*Lista de actividades*.
a: En el fragmento sobre las armas, ¿quién se comprometió a enviar nuevas regulaciones a la Asamblea Legislativa de Costa Rica?
b: Por favor, convierte en una lista el párrafo del fragmento sobre las armas que empieza con «Las demás medidas anunciadas por Obama» y conserva sus datos principales.

Al calor de las últimas tragedias ocurridas en los Estados Unidos, el presidente Barack Obama reunió el coraje político necesario para impulsar reformas a las laxas regulaciones aplicadas a la venta y tenencia de armas. El debate será intenso, dada la fortaleza de los grupos organizados en defensa del derecho a poseerlas según la segunda enmienda a la Constitución Política.
El sentido del texto constitucional es debatible, pero las cortes lo han interpretado a satisfacción de los defensores del armamentismo. La opinión de la sociedad está dividida, como en otros temas de política social, y el problema es de difícil tratamiento aun para los congresistas demócratas representantes de las regiones donde la cultura del armamento está más enraizada.
Estados Unidos es una de las naciones más liberales en la materia. Como resultado, la propiedad de armas es un fenómeno extendido. Pocos países tienen una población tan bien armada. Los excesos se advierten en el carácter relativamente modesto de las propuestas del mandatario. No son muchas las naciones donde es necesario reformar la ley para prohibir el libre comercio de rifles de asalto, en algunos casos obtenibles por Internet.
Las demás medidas anunciadas por Obama tienden a fortalecer la seguridad y no a limitar la posesión. El acento está puesto en impedir, hasta donde sea posible, el uso del armamento para causar daños mayores. Aun así hay debate. Los defensores del derecho a portar armas se han opuesto, tradicionalmente, a las pretensiones gubernamentales de mejorar los registros y recabar datos de los propietarios.
En buena parte del mundo, las reformas anunciadas en Washington causan sorpresa, no por sus alcances, sino por la renuencia a adoptarlas hasta ahora. Son medidas lógicas, aceptadas como normales y más bien tímidas.
En Costa Rica, la legislación es menos liberal, pero el Gobierno anuncia una ofensiva contra la posesión de armas. Habrá una campaña contra su ingreso al hogar, y la presidenta Laura Chinchilla se comprometió a enviar nuevas regulaciones para estudio de la Asamblea Legislativa.
La feliz iniciativa no encara los obstáculos políticos, legales y culturales existentes en EUA, y podría ser más ambiciosa. Hay sectores opuestos a las limitaciones, pero las recientes reformas a la ley sobre la cacería muestran que pueden ser vencidos en el juego democrático.
Estados Unidos, una nación admirable en muchos aspectos, no merece ser imitada en este caso particular. La aspiración debe ser movernos en la dirección contraria para situarnos tan lejos como sea posible de la violencia, las tragedias domésticas, los accidentes y la criminalidad.

[Registros de un conjunto de datos]

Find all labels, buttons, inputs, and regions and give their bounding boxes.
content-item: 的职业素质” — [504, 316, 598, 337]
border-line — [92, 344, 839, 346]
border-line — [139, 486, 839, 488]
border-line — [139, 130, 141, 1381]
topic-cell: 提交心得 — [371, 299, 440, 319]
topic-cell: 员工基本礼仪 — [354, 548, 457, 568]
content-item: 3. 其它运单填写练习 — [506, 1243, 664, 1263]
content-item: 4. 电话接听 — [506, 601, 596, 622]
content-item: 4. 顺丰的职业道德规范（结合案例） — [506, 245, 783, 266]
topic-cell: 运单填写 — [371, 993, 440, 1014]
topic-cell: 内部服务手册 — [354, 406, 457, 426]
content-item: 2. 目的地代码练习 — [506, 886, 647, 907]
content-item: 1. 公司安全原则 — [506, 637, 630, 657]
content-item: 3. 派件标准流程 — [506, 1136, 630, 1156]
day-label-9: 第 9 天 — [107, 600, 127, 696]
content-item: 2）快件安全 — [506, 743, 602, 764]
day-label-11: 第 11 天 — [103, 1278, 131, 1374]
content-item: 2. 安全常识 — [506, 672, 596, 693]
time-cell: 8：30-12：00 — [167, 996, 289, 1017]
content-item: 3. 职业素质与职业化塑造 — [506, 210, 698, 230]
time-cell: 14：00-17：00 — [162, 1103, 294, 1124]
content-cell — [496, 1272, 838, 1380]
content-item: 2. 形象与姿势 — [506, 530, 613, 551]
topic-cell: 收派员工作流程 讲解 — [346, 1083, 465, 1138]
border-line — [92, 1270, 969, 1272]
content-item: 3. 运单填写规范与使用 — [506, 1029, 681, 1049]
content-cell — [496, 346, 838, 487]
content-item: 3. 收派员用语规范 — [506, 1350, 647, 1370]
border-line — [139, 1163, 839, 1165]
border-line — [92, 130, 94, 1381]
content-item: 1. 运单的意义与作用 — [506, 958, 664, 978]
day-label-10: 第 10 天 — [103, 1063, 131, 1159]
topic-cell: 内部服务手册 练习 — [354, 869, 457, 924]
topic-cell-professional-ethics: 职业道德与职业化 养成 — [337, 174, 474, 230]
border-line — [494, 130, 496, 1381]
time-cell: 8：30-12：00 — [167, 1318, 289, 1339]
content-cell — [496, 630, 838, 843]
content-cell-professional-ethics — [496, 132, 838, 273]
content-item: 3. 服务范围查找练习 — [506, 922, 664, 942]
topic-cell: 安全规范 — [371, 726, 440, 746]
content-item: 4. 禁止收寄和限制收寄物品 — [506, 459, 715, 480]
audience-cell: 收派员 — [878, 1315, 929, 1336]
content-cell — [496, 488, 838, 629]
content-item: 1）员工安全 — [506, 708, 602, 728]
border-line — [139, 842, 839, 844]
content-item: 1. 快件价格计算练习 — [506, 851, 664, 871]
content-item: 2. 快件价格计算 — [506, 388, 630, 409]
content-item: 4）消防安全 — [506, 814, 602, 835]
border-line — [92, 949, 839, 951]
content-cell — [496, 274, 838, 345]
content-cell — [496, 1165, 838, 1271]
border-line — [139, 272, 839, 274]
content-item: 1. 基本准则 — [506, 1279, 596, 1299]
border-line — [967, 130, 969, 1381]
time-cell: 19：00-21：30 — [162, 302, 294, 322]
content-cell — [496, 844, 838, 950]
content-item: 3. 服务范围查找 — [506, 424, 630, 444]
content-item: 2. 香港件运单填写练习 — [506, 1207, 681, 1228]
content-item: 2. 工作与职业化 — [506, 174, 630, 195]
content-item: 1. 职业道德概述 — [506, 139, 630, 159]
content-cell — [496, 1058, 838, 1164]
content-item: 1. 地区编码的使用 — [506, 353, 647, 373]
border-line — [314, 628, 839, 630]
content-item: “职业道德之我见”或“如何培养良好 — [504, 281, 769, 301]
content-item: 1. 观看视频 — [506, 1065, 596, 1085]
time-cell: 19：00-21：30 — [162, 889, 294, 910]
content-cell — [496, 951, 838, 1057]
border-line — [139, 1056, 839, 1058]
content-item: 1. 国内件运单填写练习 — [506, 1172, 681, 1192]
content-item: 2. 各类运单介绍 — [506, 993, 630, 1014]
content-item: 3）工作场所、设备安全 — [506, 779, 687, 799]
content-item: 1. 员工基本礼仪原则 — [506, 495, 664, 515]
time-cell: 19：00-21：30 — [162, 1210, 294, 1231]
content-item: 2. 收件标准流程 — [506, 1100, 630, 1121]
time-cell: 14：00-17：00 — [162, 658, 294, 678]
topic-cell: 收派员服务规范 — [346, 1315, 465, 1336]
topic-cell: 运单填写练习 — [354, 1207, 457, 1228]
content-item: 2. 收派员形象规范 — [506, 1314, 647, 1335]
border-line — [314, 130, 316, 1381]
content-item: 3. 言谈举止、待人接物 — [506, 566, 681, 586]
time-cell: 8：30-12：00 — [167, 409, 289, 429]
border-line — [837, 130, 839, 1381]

*Lista de soluciones*.
a: La presidenta Laura Chinchilla.

b:
- Las demás medidas de Obama buscan fortalecer la seguridad, no limitar la posesión de armas.
- El énfasis está en impedir, hasta donde sea posible, que las armas se usen para causar daños mayores.
- Aun así, hay debate.
- Los defensores del derecho a portar armas se han opuesto tradicionalmente a que el gobierno mejore los registros y recabe datos de los propietarios.